* **Instruction**: Filter the entries that follow, copying every line in which the word "city" appears.

Data entries
****
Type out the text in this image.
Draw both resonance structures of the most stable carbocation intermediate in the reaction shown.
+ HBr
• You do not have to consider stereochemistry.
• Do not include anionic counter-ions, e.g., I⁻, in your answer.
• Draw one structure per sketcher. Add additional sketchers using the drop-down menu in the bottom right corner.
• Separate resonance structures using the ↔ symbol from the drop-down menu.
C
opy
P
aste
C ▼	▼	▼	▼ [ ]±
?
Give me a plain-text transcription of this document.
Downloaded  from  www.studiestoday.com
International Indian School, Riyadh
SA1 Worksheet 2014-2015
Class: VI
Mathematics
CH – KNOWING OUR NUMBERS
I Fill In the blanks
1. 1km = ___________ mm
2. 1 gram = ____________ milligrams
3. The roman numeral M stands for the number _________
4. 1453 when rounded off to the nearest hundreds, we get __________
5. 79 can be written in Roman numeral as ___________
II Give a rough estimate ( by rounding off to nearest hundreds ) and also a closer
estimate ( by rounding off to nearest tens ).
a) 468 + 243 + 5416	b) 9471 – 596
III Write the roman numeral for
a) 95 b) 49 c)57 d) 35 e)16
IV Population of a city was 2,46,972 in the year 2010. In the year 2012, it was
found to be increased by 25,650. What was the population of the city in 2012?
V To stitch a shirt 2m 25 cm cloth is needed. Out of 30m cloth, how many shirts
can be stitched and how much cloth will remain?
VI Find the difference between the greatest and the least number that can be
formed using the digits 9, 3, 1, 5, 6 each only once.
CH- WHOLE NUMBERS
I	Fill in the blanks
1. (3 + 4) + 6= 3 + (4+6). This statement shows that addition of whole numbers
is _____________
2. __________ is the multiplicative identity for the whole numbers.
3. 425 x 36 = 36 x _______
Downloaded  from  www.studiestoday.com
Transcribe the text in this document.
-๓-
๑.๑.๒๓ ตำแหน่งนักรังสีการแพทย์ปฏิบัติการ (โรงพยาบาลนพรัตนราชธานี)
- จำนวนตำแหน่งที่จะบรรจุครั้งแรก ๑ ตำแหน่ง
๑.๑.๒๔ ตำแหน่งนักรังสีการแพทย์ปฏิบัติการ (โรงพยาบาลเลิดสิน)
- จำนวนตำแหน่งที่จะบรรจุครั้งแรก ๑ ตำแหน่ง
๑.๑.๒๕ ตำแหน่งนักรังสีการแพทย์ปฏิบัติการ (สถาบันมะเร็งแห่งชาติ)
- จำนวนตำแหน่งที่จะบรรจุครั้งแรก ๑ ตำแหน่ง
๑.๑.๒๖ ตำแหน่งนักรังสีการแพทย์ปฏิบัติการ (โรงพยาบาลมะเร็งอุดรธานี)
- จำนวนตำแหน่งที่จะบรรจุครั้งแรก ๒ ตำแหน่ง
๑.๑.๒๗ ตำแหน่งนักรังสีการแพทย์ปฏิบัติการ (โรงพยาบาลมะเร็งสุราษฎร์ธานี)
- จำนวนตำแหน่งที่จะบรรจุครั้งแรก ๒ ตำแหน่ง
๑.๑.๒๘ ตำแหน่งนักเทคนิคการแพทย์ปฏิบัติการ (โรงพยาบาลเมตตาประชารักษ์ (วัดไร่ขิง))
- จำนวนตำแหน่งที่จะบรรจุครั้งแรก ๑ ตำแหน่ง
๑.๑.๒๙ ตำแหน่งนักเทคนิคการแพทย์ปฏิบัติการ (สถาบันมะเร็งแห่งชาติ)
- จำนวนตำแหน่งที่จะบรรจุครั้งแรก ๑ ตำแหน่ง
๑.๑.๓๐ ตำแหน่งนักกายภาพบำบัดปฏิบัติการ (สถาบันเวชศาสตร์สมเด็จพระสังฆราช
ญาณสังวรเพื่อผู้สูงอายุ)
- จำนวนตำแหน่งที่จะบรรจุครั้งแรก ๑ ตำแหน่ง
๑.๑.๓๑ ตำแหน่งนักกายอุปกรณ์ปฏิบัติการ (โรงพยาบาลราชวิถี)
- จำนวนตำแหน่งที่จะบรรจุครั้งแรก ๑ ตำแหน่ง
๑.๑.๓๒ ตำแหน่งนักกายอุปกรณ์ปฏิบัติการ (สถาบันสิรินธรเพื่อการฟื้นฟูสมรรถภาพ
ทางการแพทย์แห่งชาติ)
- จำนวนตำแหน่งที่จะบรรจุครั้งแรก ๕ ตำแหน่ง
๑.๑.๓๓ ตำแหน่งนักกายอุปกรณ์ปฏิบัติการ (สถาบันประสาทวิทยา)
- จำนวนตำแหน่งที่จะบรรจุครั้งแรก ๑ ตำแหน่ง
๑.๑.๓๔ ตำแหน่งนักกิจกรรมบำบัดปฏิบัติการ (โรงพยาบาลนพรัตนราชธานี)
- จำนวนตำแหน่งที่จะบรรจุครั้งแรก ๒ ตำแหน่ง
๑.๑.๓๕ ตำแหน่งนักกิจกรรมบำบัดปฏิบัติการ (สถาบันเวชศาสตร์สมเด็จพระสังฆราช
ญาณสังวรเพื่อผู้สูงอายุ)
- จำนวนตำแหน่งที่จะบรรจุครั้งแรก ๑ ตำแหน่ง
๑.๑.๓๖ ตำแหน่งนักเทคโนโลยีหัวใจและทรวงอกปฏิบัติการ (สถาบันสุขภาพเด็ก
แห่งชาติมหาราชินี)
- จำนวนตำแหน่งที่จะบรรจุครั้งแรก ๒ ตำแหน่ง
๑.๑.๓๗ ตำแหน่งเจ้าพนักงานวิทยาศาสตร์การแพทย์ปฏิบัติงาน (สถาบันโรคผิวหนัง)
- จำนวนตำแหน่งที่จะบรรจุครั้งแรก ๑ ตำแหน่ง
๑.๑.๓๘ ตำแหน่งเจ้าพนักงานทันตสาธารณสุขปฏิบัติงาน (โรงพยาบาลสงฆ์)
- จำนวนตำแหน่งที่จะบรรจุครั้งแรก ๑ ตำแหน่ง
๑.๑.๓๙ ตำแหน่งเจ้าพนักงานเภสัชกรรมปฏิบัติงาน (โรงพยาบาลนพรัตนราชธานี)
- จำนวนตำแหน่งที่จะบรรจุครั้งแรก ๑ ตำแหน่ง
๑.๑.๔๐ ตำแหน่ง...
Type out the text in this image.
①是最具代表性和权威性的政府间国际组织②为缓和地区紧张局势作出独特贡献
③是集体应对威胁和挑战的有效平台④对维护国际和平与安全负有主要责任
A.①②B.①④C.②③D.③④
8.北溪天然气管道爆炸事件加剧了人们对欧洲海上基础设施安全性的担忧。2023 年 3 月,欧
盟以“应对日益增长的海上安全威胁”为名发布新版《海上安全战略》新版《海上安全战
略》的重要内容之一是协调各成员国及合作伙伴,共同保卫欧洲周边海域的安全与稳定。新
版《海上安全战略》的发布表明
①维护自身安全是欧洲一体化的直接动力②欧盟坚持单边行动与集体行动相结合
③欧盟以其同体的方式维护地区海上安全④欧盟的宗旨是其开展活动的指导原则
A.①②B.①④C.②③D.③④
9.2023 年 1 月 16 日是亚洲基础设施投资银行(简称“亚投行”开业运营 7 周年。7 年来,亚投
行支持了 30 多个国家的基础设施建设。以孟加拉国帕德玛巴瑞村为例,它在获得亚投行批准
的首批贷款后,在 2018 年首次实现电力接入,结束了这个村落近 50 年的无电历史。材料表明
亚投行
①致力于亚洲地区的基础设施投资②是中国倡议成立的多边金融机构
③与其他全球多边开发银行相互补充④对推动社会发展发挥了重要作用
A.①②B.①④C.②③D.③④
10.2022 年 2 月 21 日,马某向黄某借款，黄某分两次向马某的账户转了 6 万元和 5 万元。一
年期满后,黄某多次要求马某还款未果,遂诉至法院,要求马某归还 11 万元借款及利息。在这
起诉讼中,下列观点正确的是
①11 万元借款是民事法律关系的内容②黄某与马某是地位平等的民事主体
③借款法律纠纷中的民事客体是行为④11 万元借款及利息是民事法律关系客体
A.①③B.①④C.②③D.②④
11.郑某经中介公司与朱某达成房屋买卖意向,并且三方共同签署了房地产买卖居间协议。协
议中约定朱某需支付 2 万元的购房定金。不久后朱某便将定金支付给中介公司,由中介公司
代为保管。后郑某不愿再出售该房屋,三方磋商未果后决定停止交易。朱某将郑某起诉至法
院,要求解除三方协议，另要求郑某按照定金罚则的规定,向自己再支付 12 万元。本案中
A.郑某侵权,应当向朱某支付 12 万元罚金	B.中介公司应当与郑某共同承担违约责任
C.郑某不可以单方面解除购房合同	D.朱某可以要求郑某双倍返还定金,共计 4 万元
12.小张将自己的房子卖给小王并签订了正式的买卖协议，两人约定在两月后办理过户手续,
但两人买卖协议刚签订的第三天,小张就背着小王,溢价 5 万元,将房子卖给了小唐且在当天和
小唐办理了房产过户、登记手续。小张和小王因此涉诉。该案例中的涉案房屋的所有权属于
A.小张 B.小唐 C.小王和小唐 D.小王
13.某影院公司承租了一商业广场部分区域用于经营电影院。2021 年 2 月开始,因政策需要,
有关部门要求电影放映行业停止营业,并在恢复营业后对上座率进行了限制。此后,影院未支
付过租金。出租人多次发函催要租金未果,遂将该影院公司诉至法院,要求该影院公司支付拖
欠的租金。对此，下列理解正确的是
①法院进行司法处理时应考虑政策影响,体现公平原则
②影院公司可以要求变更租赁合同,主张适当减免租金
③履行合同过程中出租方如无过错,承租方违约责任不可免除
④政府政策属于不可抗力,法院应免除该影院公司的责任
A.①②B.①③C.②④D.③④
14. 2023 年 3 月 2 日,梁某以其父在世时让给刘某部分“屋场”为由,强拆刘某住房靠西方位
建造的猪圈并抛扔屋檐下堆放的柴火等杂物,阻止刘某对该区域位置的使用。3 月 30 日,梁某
****
* **Written solution**:
IV Population of a city was 2,46,972 in the year 2010. In the year 2012, it was
found to be increased by 25,650. What was the population of the city in 2012?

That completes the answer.